#### Set task
Identify the lines that contain the word "processing" and copy each one.

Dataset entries
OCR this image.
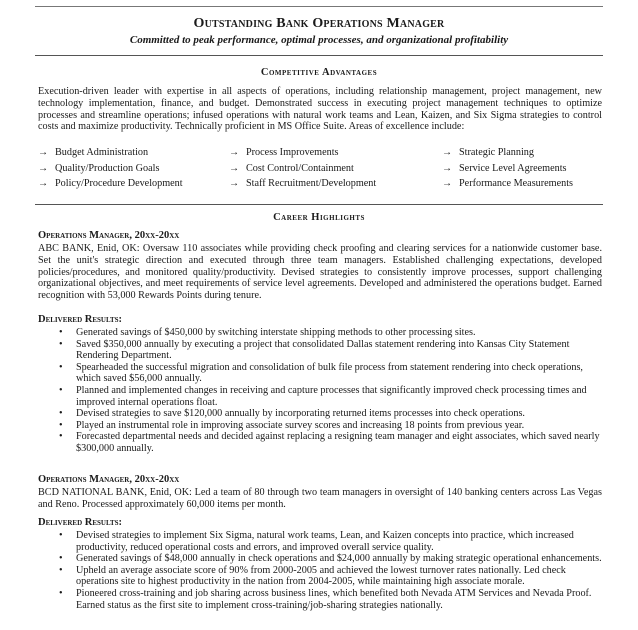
Outstanding Bank Operations Manager

Committed to peak performance, optimal processes, and organizational profitability

Competitive Advantages

Execution-driven leader with expertise in all aspects of operations, including relationship management, project management, new technology implementation, finance, and budget. Demonstrated success in executing project management techniques to optimize processes and streamline operations; infused operations with natural work teams and Lean, Kaizen, and Six Sigma strategies to control costs and maximize productivity. Technically proficient in MS Office Suite. Areas of excellence include:

→ Budget Administration	→ Process Improvements	→ Strategic Planning
→ Quality/Production Goals	→ Cost Control/Containment	→ Service Level Agreements
→ Policy/Procedure Development	→ Staff Recruitment/Development	→ Performance Measurements
Career Highlights
Operations Manager, 20xx-20xx

ABC BANK, Enid, OK: Oversaw 110 associates while providing check proofing and clearing services for a nationwide customer base. Set the unit's strategic direction and executed through three team managers. Established challenging expectations, developed policies/procedures, and monitored quality/productivity. Devised strategies to consistently improve processes, support challenging organizational objectives, and meet requirements of service level agreements. Developed and administered the operations budget. Earned recognition with 53,000 Rewards Points during tenure.

Delivered Results:
• Generated savings of $450,000 by switching interstate shipping methods to other processing sites.
• Saved $350,000 annually by executing a project that consolidated Dallas statement rendering into Kansas City Statement Rendering Department.
• Spearheaded the successful migration and consolidation of bulk file process from statement rendering into check operations, which saved $56,000 annually.
• Planned and implemented changes in receiving and capture processes that significantly improved check processing times and improved internal operations float.
• Devised strategies to save $120,000 annually by incorporating returned items processes into check operations.
• Played an instrumental role in improving associate survey scores and increasing 18 points from previous year.
• Forecasted departmental needs and decided against replacing a resigning team manager and eight associates, which saved nearly $300,000 annually.
Operations Manager, 20xx-20xx

BCD NATIONAL BANK, Enid, OK: Led a team of 80 through two team managers in oversight of 140 banking centers across Las Vegas and Reno. Processed approximately 60,000 items per month.

Delivered Results:
• Devised strategies to implement Six Sigma, natural work teams, Lean, and Kaizen concepts into practice, which increased productivity, reduced operational costs and errors, and improved overall service quality.
• Generated savings of $48,000 annually in check operations and $24,000 annually by making strategic operational enhancements.
• Upheld an average associate score of 90% from 2000-2005 and achieved the lowest turnover rates nationally. Led check operations site to highest productivity in the nation from 2004-2005, while maintaining high associate morale.
• Pioneered cross-training and job sharing across business lines, which benefited both Nevada ATM Services and Nevada Proof. Earned status as the first site to implement cross-training/job-sharing strategies nationally.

#### Correct response
• Generated savings of $450,000 by switching interstate shipping methods to other processing sites.
• Planned and implemented changes in receiving and capture processes that significantly improved check processing times and improved internal operations float.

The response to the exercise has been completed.